▶ [Task brief]: Copy every line of the entries below word for word, with nothing changed or left out.

Element and coordinate records:
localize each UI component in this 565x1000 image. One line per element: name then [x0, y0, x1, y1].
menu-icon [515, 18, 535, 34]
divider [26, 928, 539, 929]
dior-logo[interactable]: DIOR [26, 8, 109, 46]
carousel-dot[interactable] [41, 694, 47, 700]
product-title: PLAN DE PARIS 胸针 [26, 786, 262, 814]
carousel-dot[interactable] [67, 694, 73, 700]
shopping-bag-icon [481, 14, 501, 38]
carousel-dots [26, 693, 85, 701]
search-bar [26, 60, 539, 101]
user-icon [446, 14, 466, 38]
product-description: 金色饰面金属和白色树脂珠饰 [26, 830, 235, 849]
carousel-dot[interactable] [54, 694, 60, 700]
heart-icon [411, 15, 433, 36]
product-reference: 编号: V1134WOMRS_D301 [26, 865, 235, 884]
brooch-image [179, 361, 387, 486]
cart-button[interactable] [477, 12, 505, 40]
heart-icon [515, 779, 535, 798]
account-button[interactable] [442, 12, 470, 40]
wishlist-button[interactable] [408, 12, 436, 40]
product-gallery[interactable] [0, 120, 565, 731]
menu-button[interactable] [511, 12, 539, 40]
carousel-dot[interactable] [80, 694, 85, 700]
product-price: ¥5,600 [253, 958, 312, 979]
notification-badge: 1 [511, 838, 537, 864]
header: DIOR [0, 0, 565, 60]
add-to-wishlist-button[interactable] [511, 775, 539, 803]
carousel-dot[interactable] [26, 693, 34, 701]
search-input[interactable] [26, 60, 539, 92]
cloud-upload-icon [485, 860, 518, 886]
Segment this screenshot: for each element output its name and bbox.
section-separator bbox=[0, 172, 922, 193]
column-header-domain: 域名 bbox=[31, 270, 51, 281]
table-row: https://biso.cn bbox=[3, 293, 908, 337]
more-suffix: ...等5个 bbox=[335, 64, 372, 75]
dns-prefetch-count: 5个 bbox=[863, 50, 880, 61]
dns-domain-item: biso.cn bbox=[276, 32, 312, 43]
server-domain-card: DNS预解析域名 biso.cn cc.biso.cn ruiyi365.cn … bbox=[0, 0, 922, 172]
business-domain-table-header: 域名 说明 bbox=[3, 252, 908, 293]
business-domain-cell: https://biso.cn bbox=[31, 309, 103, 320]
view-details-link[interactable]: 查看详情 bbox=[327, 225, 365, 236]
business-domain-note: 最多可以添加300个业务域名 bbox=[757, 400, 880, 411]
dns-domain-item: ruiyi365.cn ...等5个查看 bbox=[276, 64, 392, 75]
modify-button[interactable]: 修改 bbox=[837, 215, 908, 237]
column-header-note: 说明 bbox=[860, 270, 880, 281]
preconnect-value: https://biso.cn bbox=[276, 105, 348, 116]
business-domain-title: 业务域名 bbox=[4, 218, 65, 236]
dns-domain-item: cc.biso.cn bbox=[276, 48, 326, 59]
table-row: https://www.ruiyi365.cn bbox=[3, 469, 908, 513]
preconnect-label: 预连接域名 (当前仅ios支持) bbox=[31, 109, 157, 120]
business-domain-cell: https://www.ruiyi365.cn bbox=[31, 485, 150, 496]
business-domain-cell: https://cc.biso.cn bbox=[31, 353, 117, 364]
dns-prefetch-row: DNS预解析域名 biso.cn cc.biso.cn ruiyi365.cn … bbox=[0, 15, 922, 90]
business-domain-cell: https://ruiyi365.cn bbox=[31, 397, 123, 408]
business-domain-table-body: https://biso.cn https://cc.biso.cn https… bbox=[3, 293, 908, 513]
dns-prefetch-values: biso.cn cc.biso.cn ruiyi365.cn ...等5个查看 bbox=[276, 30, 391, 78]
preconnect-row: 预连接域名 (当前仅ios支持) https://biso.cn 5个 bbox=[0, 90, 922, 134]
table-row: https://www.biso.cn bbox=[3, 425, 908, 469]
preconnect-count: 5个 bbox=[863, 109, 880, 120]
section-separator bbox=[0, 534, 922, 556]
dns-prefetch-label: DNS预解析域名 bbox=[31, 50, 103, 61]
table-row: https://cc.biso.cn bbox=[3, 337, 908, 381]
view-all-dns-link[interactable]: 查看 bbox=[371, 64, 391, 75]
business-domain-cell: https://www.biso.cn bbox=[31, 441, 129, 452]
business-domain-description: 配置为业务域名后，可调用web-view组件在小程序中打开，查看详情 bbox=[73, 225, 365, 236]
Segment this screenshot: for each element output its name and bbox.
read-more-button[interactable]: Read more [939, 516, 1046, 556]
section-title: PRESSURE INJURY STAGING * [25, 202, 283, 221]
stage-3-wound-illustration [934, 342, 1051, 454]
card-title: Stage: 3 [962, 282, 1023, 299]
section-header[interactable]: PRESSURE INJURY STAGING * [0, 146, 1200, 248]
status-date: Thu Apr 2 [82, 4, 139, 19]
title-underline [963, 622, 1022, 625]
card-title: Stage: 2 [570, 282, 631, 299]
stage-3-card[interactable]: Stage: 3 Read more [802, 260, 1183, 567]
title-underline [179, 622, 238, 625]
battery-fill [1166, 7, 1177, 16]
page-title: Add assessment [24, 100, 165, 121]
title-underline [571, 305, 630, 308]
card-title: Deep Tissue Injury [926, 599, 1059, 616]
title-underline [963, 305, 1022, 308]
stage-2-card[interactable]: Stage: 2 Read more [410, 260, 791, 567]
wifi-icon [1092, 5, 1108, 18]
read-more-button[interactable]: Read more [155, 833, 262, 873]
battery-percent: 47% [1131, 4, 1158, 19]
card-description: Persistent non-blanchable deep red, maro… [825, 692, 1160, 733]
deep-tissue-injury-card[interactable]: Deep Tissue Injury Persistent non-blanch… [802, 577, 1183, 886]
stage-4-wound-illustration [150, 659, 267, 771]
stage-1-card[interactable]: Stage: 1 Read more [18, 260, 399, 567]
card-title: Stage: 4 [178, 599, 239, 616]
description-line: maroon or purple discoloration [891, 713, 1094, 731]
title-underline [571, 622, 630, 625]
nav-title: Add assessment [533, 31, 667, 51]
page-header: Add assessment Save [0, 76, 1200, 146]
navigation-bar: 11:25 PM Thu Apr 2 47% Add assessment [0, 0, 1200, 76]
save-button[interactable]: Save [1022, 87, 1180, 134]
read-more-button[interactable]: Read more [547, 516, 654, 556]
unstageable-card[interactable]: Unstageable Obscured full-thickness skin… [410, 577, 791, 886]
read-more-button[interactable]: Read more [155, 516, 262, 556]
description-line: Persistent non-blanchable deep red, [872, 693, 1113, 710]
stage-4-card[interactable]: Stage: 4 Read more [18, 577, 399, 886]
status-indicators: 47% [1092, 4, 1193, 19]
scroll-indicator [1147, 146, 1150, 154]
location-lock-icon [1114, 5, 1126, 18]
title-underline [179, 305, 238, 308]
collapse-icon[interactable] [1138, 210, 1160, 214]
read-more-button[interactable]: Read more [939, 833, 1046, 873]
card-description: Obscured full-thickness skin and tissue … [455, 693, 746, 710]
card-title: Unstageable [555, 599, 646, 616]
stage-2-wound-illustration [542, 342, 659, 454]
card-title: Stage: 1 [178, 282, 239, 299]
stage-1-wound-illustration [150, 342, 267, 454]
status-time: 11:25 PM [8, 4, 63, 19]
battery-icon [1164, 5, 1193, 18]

▶ [Answer to the exercise]:
localize each UI component in this 565x1000 image. One line per element: name then [x0, y0, x1, y1].
menu-icon [515, 18, 535, 34]
divider [26, 928, 539, 929]
dior-logo[interactable]: DIOR [26, 8, 109, 46]
carousel-dot[interactable] [41, 694, 47, 700]
product-title: PLAN DE PARIS 胸针 [26, 786, 262, 814]
carousel-dot[interactable] [67, 694, 73, 700]
shopping-bag-icon [481, 14, 501, 38]
carousel-dots [26, 693, 85, 701]
search-bar [26, 60, 539, 101]
user-icon [446, 14, 466, 38]
product-description: 金色饰面金属和白色树脂珠饰 [26, 830, 235, 849]
carousel-dot[interactable] [54, 694, 60, 700]
heart-icon [411, 15, 433, 36]
product-reference: 编号: V1134WOMRS_D301 [26, 865, 235, 884]
brooch-image [179, 361, 387, 486]
cart-button[interactable] [477, 12, 505, 40]
heart-icon [515, 779, 535, 798]
account-button[interactable] [442, 12, 470, 40]
wishlist-button[interactable] [408, 12, 436, 40]
product-gallery[interactable] [0, 120, 565, 731]
menu-button[interactable] [511, 12, 539, 40]
carousel-dot[interactable] [80, 694, 85, 700]
product-price: ¥5,600 [253, 958, 312, 979]
notification-badge: 1 [511, 838, 537, 864]
header: DIOR [0, 0, 565, 60]
add-to-wishlist-button[interactable] [511, 775, 539, 803]
carousel-dot[interactable] [26, 693, 34, 701]
search-input[interactable] [26, 60, 539, 92]
cloud-upload-icon [485, 860, 518, 886]
Segment this screenshot: for each element output its name and bbox.
section-separator bbox=[0, 172, 922, 193]
column-header-domain: 域名 bbox=[31, 270, 51, 281]
table-row: https://biso.cn bbox=[3, 293, 908, 337]
more-suffix: ...等5个 bbox=[335, 64, 372, 75]
dns-prefetch-count: 5个 bbox=[863, 50, 880, 61]
dns-domain-item: biso.cn bbox=[276, 32, 312, 43]
server-domain-card: DNS预解析域名 biso.cn cc.biso.cn ruiyi365.cn … bbox=[0, 0, 922, 172]
business-domain-table-header: 域名 说明 bbox=[3, 252, 908, 293]
business-domain-cell: https://biso.cn bbox=[31, 309, 103, 320]
view-details-link[interactable]: 查看详情 bbox=[327, 225, 365, 236]
business-domain-note: 最多可以添加300个业务域名 bbox=[757, 400, 880, 411]
dns-domain-item: ruiyi365.cn ...等5个查看 bbox=[276, 64, 392, 75]
modify-button[interactable]: 修改 bbox=[837, 215, 908, 237]
column-header-note: 说明 bbox=[860, 270, 880, 281]
preconnect-value: https://biso.cn bbox=[276, 105, 348, 116]
business-domain-title: 业务域名 bbox=[4, 218, 65, 236]
dns-domain-item: cc.biso.cn bbox=[276, 48, 326, 59]
table-row: https://www.ruiyi365.cn bbox=[3, 469, 908, 513]
preconnect-label: 预连接域名 (当前仅ios支持) bbox=[31, 109, 157, 120]
business-domain-cell: https://www.ruiyi365.cn bbox=[31, 485, 150, 496]
business-domain-cell: https://cc.biso.cn bbox=[31, 353, 117, 364]
dns-prefetch-row: DNS预解析域名 biso.cn cc.biso.cn ruiyi365.cn … bbox=[0, 15, 922, 90]
business-domain-cell: https://ruiyi365.cn bbox=[31, 397, 123, 408]
business-domain-table-body: https://biso.cn https://cc.biso.cn https… bbox=[3, 293, 908, 513]
dns-prefetch-values: biso.cn cc.biso.cn ruiyi365.cn ...等5个查看 bbox=[276, 30, 391, 78]
preconnect-row: 预连接域名 (当前仅ios支持) https://biso.cn 5个 bbox=[0, 90, 922, 134]
table-row: https://www.biso.cn bbox=[3, 425, 908, 469]
preconnect-count: 5个 bbox=[863, 109, 880, 120]
section-separator bbox=[0, 534, 922, 556]
dns-prefetch-label: DNS预解析域名 bbox=[31, 50, 103, 61]
table-row: https://cc.biso.cn bbox=[3, 337, 908, 381]
view-all-dns-link[interactable]: 查看 bbox=[371, 64, 391, 75]
business-domain-cell: https://www.biso.cn bbox=[31, 441, 129, 452]
business-domain-description: 配置为业务域名后，可调用web-view组件在小程序中打开，查看详情 bbox=[73, 225, 365, 236]
Segment this screenshot: for each element output its name and bbox.
read-more-button[interactable]: Read more [939, 516, 1046, 556]
section-title: PRESSURE INJURY STAGING * [25, 202, 283, 221]
stage-3-wound-illustration [934, 342, 1051, 454]
card-title: Stage: 3 [962, 282, 1023, 299]
section-header[interactable]: PRESSURE INJURY STAGING * [0, 146, 1200, 248]
status-date: Thu Apr 2 [82, 4, 139, 19]
title-underline [963, 622, 1022, 625]
card-title: Stage: 2 [570, 282, 631, 299]
stage-3-card[interactable]: Stage: 3 Read more [802, 260, 1183, 567]
title-underline [179, 622, 238, 625]
battery-fill [1166, 7, 1177, 16]
page-title: Add assessment [24, 100, 165, 121]
title-underline [571, 305, 630, 308]
card-title: Deep Tissue Injury [926, 599, 1059, 616]
title-underline [963, 305, 1022, 308]
stage-2-card[interactable]: Stage: 2 Read more [410, 260, 791, 567]
wifi-icon [1092, 5, 1108, 18]
read-more-button[interactable]: Read more [155, 833, 262, 873]
battery-percent: 47% [1131, 4, 1158, 19]
card-description: Persistent non-blanchable deep red, maro… [825, 692, 1160, 733]
deep-tissue-injury-card[interactable]: Deep Tissue Injury Persistent non-blanch… [802, 577, 1183, 886]
stage-4-wound-illustration [150, 659, 267, 771]
stage-1-card[interactable]: Stage: 1 Read more [18, 260, 399, 567]
card-title: Stage: 4 [178, 599, 239, 616]
description-line: maroon or purple discoloration [891, 713, 1094, 731]
title-underline [571, 622, 630, 625]
nav-title: Add assessment [533, 31, 667, 51]
page-header: Add assessment Save [0, 76, 1200, 146]
navigation-bar: 11:25 PM Thu Apr 2 47% Add assessment [0, 0, 1200, 76]
save-button[interactable]: Save [1022, 87, 1180, 134]
read-more-button[interactable]: Read more [547, 516, 654, 556]
unstageable-card[interactable]: Unstageable Obscured full-thickness skin… [410, 577, 791, 886]
read-more-button[interactable]: Read more [155, 516, 262, 556]
description-line: Persistent non-blanchable deep red, [872, 693, 1113, 710]
stage-4-card[interactable]: Stage: 4 Read more [18, 577, 399, 886]
status-indicators: 47% [1092, 4, 1193, 19]
scroll-indicator [1147, 146, 1150, 154]
location-lock-icon [1114, 5, 1126, 18]
title-underline [179, 305, 238, 308]
collapse-icon[interactable] [1138, 210, 1160, 214]
read-more-button[interactable]: Read more [939, 833, 1046, 873]
card-description: Obscured full-thickness skin and tissue … [455, 693, 746, 710]
card-title: Unstageable [555, 599, 646, 616]
stage-2-wound-illustration [542, 342, 659, 454]
card-title: Stage: 1 [178, 282, 239, 299]
stage-1-wound-illustration [150, 342, 267, 454]
status-time: 11:25 PM [8, 4, 63, 19]
battery-icon [1164, 5, 1193, 18]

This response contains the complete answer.